● **Description of the task**: Every record here should be printed again exactly.

━━━━━━━━━━━━━━━━

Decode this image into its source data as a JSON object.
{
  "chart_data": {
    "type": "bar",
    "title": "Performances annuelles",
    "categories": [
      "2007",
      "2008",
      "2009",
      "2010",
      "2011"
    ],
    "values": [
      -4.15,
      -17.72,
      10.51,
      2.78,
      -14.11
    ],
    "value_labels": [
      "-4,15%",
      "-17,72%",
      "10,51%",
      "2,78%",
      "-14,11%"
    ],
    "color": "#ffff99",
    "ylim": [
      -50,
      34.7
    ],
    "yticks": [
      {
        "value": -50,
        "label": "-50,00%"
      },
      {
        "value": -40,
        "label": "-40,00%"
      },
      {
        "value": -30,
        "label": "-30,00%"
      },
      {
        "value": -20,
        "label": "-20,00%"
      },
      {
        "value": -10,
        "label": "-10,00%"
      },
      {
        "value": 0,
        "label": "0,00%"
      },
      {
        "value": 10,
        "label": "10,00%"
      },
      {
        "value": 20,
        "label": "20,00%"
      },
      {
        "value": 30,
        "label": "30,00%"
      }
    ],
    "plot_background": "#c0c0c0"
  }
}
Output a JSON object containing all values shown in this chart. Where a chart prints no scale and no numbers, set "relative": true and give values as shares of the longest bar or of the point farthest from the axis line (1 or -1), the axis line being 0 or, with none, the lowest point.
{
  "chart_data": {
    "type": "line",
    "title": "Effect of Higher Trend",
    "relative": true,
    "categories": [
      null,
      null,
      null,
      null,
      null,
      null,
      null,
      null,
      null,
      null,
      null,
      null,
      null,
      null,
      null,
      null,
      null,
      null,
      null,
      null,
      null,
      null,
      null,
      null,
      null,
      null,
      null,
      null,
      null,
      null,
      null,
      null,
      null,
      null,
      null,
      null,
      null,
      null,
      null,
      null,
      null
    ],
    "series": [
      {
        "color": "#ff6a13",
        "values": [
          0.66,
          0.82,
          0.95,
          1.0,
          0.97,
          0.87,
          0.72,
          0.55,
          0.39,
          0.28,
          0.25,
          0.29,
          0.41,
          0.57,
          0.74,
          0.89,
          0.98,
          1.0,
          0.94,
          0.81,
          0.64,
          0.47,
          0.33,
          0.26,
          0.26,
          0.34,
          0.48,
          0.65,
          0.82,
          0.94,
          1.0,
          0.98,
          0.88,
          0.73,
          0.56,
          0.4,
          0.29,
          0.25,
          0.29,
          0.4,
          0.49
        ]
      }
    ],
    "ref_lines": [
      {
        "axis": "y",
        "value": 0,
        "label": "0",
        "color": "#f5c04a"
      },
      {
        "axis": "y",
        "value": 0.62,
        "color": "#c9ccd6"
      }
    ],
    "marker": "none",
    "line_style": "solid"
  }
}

━━━━━━━━━━━━━━━━

● **Final result**:
Decode this image into its source data as a JSON object.
{
  "chart_data": {
    "type": "bar",
    "title": "Performances annuelles",
    "categories": [
      "2007",
      "2008",
      "2009",
      "2010",
      "2011"
    ],
    "values": [
      -4.15,
      -17.72,
      10.51,
      2.78,
      -14.11
    ],
    "value_labels": [
      "-4,15%",
      "-17,72%",
      "10,51%",
      "2,78%",
      "-14,11%"
    ],
    "color": "#ffff99",
    "ylim": [
      -50,
      34.7
    ],
    "yticks": [
      {
        "value": -50,
        "label": "-50,00%"
      },
      {
        "value": -40,
        "label": "-40,00%"
      },
      {
        "value": -30,
        "label": "-30,00%"
      },
      {
        "value": -20,
        "label": "-20,00%"
      },
      {
        "value": -10,
        "label": "-10,00%"
      },
      {
        "value": 0,
        "label": "0,00%"
      },
      {
        "value": 10,
        "label": "10,00%"
      },
      {
        "value": 20,
        "label": "20,00%"
      },
      {
        "value": 30,
        "label": "30,00%"
      }
    ],
    "plot_background": "#c0c0c0"
  }
}
Output a JSON object containing all values shown in this chart. Where a chart prints no scale and no numbers, set "relative": true and give values as shares of the longest bar or of the point farthest from the axis line (1 or -1), the axis line being 0 or, with none, the lowest point.
{
  "chart_data": {
    "type": "line",
    "title": "Effect of Higher Trend",
    "relative": true,
    "categories": [
      null,
      null,
      null,
      null,
      null,
      null,
      null,
      null,
      null,
      null,
      null,
      null,
      null,
      null,
      null,
      null,
      null,
      null,
      null,
      null,
      null,
      null,
      null,
      null,
      null,
      null,
      null,
      null,
      null,
      null,
      null,
      null,
      null,
      null,
      null,
      null,
      null,
      null,
      null,
      null,
      null
    ],
    "series": [
      {
        "color": "#ff6a13",
        "values": [
          0.66,
          0.82,
          0.95,
          1.0,
          0.97,
          0.87,
          0.72,
          0.55,
          0.39,
          0.28,
          0.25,
          0.29,
          0.41,
          0.57,
          0.74,
          0.89,
          0.98,
          1.0,
          0.94,
          0.81,
          0.64,
          0.47,
          0.33,
          0.26,
          0.26,
          0.34,
          0.48,
          0.65,
          0.82,
          0.94,
          1.0,
          0.98,
          0.88,
          0.73,
          0.56,
          0.4,
          0.29,
          0.25,
          0.29,
          0.4,
          0.49
        ]
      }
    ],
    "ref_lines": [
      {
        "axis": "y",
        "value": 0,
        "label": "0",
        "color": "#f5c04a"
      },
      {
        "axis": "y",
        "value": 0.62,
        "color": "#c9ccd6"
      }
    ],
    "marker": "none",
    "line_style": "solid"
  }
}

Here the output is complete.